TEXTO EXTRAÍDO.
El Dios que nos manifiesta Jesucristo no es alguien que defiende celosamente ciertos espacios de su poder, en los que el ser humano no puede penetrar. Él desea que su imagen "señoree" y "someta la tierra". El hombre tiene, por tanto, la obligación de seguir investigando y descubriendo los misterios de la vida y del cosmos. El que la ciencia haya llegado a poder hurgar en los gametos y cromosomas, para luchar contra la enfermedad o vencer la infertilidad, no atenta contra el Dios de la Biblia, ni le hace sombra, sino que es el reflejo de la libertad con que se dotó al ser humano.
Esto no significa, por supuesto, que todo lo que se hace en nombre de la ciencia sea éticamente correcto. La libertad puede usarse para el bien o para el mal y, por desgracia, la historia del siglo XX se encarga de recordarnos que en demasiadas ocasiones se ha usado para el mal. De ahí que los nuevos avances médicos supongan un serio reto a la responsabilidad del ser humano. El científico actual debería hacer suya la antigua oración del joven Salomón que le pedía a Dios sabiduría para gobernar justamente a su pueblo.
Desde el nacimiento de la primera niña-probeta, Louise Brown, en 1978, cada año se ha venido incrementando el número de investigaciones y descubrimientos en el terreno de esta moderna tecnología de la fecundación. Tales hallazgos crean con frecuencia la polémica, o el debate popular, ya que remueven los cimientos morales del ser humano. Es como si todo aquello que se relaciona con los grandes interrogantes eternos de la existencia, es decir el nacimiento y la muerte del hombre, generase interés y destapara los sentimientos más arraigados del alma humana.

COMPLETA LO SIGUIENTE.
1. Reproduce del texto sobre fe, ciencia y fecundación asistida el fragmento que va desde "Esto no significa, por" hasta "a su pueblo.", ambos incluidos.
2. Prosigue el texto sobre fe, ciencia y fecundación asistida a partir de su última oración.

EXTRACTO DE DATOS.
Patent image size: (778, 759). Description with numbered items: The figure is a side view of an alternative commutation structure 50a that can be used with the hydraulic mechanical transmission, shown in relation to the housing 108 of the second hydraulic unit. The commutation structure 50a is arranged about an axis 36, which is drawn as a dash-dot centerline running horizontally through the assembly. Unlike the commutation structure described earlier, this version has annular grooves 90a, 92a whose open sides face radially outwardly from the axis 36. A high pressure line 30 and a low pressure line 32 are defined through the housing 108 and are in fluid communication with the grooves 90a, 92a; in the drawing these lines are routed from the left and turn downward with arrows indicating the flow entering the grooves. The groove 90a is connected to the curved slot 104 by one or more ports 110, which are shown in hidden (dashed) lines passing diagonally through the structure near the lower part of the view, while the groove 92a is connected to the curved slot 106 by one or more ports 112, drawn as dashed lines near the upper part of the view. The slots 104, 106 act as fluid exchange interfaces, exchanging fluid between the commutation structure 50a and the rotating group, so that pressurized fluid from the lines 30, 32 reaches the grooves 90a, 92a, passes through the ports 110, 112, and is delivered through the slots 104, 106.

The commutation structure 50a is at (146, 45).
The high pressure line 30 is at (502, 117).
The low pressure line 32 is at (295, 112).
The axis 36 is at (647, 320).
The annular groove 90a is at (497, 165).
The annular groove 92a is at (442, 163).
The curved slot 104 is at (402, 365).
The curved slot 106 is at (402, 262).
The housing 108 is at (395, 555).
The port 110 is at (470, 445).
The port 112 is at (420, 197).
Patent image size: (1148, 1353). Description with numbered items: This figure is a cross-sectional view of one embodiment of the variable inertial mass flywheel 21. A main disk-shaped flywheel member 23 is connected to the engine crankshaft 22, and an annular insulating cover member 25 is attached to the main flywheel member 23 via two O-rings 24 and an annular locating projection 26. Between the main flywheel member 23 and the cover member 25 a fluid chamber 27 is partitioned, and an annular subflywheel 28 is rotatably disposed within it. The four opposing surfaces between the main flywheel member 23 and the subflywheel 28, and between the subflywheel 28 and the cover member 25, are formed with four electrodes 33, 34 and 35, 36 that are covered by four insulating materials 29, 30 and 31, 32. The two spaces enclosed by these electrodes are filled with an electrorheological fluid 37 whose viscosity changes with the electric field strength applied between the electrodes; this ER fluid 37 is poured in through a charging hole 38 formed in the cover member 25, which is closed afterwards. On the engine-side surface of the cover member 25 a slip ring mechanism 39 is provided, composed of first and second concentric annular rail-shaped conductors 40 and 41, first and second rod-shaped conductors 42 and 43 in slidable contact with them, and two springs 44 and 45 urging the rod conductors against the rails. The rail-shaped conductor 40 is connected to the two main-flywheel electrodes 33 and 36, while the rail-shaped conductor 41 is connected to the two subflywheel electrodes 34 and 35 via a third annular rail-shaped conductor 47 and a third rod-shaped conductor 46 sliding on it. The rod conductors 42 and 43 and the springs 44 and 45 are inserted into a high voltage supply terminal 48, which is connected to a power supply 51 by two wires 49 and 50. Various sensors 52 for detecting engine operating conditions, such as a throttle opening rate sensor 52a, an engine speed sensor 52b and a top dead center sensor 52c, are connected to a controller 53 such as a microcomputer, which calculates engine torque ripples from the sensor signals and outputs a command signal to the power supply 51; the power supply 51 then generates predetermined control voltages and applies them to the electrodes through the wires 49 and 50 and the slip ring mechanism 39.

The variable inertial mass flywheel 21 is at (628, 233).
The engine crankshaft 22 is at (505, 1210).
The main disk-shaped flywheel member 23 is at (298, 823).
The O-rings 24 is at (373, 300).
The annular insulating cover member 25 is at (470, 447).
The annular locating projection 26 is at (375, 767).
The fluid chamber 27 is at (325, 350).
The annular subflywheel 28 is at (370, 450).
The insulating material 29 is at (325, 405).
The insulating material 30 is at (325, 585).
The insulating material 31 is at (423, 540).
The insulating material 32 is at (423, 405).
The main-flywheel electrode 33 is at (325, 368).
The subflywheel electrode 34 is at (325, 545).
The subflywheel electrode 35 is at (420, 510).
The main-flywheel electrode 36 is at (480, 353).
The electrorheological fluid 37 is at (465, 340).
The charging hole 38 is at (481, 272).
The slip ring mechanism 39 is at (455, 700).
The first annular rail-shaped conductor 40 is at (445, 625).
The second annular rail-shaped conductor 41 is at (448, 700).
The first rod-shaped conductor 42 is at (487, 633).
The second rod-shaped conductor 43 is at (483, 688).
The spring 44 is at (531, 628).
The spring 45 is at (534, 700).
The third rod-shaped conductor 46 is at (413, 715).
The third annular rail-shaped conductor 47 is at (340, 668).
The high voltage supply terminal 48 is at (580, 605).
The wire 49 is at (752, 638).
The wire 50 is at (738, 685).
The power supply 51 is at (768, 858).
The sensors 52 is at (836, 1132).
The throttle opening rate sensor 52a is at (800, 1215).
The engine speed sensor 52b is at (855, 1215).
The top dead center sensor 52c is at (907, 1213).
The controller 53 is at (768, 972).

CONJUNTO DE RESPUESTAS.
1.
Esto no significa, por supuesto, que todo lo que se hace en nombre de la ciencia sea éticamente correcto. La libertad puede usarse para el bien o para el mal y, por desgracia, la historia del siglo XX se encarga de recordarnos que en demasiadas ocasiones se ha usado para el mal. De ahí que los nuevos avances médicos supongan un serio reto a la responsabilidad del ser humano. El científico actual debería hacer suya la antigua oración del joven Salomón que le pedía a Dios sabiduría para gobernar justamente a su pueblo.

2.
Pero, por otro lado, es lógico que así sea, puesto que la procreación es una de las más importantes manifestaciones vitales que los humanos compartimos con el resto de los seres vivos. No es, pues, extraño que las parejas o matrimonios estériles procuren transmitir vida y superar, mediante la tecnología médica, aquellos inconvenientes que les impiden hacerlo.
Alrededor de un 15% de las parejas que desean tener descendencia ven frustrado su propósito, debido a que uno de los dos cónyuges -muy raramente los dos- presenta problemas de esterilidad o subfertilidad.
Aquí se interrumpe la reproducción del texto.